[Dataset excerpt]

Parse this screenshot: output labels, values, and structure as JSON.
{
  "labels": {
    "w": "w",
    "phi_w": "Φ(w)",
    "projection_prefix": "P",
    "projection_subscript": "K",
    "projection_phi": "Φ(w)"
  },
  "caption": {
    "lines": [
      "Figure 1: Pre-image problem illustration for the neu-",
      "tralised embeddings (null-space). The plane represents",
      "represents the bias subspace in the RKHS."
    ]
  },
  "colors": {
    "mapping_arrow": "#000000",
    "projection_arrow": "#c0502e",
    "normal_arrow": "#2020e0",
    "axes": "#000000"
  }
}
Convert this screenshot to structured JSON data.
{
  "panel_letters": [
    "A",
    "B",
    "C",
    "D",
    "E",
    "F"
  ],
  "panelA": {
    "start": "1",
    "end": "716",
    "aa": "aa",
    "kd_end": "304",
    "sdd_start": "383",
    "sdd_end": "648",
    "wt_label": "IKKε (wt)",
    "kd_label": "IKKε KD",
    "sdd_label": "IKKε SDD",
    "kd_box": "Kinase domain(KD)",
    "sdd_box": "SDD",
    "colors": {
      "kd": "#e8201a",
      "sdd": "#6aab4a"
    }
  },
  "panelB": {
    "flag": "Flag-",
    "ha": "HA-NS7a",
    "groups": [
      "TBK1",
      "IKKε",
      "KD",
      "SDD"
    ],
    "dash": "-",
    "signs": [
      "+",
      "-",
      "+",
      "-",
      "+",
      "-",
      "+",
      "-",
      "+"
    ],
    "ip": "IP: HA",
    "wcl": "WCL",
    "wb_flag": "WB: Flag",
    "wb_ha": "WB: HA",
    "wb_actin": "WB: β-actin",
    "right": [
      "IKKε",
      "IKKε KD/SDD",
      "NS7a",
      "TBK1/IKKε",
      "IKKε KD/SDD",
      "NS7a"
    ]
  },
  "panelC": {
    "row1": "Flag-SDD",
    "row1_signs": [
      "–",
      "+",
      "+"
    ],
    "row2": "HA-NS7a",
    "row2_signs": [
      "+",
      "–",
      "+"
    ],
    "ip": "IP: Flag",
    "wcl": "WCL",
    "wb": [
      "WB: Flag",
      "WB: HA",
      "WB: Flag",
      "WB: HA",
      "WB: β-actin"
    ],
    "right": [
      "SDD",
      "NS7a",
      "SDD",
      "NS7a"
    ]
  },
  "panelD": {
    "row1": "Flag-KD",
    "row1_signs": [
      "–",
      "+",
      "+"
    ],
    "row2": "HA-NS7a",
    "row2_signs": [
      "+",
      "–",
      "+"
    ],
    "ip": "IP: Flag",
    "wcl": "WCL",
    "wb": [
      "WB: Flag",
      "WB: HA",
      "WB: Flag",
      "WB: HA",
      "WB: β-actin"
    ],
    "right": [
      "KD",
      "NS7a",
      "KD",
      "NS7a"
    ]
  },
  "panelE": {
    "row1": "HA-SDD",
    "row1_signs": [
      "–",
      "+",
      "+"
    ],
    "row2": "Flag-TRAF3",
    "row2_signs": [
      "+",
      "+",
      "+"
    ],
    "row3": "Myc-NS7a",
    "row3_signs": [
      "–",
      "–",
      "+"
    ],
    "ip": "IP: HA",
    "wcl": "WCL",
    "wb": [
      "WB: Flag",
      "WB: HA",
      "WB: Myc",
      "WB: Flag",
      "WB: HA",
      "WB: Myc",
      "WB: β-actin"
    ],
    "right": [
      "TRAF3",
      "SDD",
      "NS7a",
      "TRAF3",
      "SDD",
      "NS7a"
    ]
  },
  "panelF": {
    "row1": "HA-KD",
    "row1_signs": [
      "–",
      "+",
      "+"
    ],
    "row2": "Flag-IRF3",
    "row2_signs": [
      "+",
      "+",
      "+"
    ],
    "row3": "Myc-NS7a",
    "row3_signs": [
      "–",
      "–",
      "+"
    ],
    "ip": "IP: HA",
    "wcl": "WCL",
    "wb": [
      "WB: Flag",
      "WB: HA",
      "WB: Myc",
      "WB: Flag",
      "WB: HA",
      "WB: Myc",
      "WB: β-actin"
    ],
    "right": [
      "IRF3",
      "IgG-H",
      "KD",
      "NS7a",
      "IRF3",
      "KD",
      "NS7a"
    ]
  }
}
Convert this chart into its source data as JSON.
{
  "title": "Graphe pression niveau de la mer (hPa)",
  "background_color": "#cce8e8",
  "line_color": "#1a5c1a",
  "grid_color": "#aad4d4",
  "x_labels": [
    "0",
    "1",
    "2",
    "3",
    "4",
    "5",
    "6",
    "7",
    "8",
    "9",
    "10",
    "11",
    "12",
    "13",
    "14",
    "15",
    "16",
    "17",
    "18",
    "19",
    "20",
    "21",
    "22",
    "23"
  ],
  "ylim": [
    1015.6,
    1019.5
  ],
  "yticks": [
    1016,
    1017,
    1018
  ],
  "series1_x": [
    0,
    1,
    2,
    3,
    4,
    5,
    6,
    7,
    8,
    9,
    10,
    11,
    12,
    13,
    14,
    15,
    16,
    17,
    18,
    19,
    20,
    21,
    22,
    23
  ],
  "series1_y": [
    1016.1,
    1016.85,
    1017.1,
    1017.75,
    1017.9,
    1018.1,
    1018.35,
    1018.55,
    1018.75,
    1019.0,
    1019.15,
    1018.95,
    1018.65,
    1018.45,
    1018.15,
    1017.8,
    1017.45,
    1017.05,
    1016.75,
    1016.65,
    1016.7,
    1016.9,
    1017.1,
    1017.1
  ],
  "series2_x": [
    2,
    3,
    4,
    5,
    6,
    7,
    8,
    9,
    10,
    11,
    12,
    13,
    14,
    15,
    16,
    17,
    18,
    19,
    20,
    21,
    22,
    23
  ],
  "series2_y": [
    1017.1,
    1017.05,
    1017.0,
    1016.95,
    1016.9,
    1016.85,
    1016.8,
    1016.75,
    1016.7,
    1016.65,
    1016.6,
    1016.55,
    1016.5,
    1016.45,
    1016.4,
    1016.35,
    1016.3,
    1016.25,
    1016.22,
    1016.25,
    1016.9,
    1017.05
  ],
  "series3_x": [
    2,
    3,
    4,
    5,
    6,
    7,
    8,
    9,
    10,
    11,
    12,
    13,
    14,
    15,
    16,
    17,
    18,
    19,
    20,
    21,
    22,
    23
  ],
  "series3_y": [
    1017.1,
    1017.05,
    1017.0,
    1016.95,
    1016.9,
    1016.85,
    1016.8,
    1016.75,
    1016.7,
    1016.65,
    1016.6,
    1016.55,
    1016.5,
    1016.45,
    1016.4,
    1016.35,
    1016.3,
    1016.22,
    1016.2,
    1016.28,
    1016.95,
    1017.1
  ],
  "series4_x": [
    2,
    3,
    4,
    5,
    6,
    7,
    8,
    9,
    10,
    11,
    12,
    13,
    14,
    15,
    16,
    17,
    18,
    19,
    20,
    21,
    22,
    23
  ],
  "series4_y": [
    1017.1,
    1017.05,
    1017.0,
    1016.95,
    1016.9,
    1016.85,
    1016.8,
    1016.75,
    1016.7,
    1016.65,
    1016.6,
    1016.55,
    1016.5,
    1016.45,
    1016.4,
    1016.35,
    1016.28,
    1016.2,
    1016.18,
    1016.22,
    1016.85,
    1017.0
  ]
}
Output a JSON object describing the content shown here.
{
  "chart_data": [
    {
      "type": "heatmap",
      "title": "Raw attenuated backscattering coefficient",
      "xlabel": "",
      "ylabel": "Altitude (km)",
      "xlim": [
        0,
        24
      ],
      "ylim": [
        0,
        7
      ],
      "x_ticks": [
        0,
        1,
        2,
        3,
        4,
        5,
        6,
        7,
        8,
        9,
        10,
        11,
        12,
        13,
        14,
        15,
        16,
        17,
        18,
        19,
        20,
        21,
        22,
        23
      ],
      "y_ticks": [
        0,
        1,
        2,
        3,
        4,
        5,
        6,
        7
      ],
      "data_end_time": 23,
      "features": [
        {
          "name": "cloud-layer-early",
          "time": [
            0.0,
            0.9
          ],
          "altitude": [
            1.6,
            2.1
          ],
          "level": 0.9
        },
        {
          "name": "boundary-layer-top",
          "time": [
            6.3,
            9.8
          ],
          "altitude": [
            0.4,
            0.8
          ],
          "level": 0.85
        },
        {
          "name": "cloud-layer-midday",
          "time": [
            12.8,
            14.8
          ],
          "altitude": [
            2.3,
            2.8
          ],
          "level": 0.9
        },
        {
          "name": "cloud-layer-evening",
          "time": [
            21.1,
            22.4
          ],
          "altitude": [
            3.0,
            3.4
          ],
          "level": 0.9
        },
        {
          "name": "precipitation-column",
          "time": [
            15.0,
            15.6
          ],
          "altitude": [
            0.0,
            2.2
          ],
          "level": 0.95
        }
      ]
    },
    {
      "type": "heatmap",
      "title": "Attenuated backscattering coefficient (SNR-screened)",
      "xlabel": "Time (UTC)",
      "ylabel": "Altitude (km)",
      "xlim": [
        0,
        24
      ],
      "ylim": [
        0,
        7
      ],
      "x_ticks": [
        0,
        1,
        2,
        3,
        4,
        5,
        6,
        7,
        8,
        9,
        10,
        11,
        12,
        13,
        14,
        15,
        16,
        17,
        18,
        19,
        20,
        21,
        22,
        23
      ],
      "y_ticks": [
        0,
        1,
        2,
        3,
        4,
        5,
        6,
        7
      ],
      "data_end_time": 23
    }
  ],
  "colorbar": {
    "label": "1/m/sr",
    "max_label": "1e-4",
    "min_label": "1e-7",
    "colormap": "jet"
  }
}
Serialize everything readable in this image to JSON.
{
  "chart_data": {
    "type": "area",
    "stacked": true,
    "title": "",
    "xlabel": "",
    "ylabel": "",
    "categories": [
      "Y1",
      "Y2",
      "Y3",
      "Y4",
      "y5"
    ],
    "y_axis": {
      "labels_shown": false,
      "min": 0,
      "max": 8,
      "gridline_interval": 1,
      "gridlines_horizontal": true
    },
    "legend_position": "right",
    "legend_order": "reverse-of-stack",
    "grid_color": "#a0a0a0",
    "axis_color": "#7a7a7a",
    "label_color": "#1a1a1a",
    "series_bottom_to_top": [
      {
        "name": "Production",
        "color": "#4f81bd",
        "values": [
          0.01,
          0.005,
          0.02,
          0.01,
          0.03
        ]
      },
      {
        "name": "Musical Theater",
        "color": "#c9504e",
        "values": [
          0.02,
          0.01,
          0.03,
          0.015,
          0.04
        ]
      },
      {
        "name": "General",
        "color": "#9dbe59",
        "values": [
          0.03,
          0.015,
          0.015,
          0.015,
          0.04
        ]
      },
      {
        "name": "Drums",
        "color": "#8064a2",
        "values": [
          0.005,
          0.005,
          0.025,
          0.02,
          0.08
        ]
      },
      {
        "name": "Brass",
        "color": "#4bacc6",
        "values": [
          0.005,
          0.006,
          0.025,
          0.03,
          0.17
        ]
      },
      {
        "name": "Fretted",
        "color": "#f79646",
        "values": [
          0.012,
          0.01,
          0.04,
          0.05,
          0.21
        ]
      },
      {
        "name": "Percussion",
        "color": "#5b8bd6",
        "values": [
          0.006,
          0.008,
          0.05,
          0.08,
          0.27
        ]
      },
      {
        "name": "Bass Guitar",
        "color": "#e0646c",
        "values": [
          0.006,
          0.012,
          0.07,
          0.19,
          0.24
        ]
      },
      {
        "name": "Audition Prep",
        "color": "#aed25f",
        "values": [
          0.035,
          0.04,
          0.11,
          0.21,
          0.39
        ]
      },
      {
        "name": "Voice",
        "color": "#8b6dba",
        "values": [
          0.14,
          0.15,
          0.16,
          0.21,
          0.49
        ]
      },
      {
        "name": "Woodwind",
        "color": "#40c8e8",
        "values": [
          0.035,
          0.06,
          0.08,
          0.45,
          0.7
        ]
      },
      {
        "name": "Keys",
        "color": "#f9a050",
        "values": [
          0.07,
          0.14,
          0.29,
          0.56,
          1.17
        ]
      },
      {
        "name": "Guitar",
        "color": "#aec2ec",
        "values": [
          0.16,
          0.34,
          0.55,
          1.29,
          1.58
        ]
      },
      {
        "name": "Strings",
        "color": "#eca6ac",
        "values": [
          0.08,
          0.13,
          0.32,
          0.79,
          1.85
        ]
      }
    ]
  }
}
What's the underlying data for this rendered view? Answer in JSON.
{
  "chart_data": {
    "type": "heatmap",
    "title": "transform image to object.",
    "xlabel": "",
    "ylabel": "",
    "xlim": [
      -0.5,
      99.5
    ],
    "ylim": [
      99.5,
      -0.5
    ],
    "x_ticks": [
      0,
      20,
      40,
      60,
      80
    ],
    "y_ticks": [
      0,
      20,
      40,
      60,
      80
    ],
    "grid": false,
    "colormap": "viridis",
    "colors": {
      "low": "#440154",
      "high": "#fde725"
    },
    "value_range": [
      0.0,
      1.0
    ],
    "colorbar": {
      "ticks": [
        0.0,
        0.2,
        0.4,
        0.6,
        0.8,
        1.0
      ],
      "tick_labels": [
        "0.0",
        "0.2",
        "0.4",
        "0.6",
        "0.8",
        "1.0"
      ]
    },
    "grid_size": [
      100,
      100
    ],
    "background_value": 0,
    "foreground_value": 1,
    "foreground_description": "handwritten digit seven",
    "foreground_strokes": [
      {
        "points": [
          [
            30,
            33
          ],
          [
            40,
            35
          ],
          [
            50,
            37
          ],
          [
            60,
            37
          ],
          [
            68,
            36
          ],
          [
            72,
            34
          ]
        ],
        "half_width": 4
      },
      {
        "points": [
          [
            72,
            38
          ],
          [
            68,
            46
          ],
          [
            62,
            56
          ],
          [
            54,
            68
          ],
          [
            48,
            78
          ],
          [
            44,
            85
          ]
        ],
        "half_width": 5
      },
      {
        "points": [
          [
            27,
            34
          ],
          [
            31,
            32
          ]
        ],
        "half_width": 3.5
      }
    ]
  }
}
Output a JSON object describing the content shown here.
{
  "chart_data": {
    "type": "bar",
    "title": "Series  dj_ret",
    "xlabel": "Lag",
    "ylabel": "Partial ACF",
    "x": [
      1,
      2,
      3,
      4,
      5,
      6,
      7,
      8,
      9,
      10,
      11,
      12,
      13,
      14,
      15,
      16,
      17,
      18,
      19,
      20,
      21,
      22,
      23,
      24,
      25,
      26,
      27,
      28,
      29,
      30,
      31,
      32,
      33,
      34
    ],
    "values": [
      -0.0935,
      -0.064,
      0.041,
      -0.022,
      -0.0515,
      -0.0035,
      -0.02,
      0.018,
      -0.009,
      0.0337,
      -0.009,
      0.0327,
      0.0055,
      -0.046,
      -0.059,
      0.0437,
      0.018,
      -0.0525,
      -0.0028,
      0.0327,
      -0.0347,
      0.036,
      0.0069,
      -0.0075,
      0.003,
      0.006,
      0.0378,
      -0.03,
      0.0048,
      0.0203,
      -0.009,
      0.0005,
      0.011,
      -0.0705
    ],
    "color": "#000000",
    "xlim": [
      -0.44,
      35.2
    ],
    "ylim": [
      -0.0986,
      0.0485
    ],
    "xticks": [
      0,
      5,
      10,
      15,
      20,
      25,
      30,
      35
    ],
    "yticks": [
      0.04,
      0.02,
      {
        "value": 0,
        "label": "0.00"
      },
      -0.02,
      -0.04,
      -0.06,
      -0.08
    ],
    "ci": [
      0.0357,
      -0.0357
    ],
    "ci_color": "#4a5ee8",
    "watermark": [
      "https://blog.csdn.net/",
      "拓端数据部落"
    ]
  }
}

# WHAT YOU ARE ASKED TO DO
Your answer should be only the number of lines that hold the word "image".

# RESPONSE
3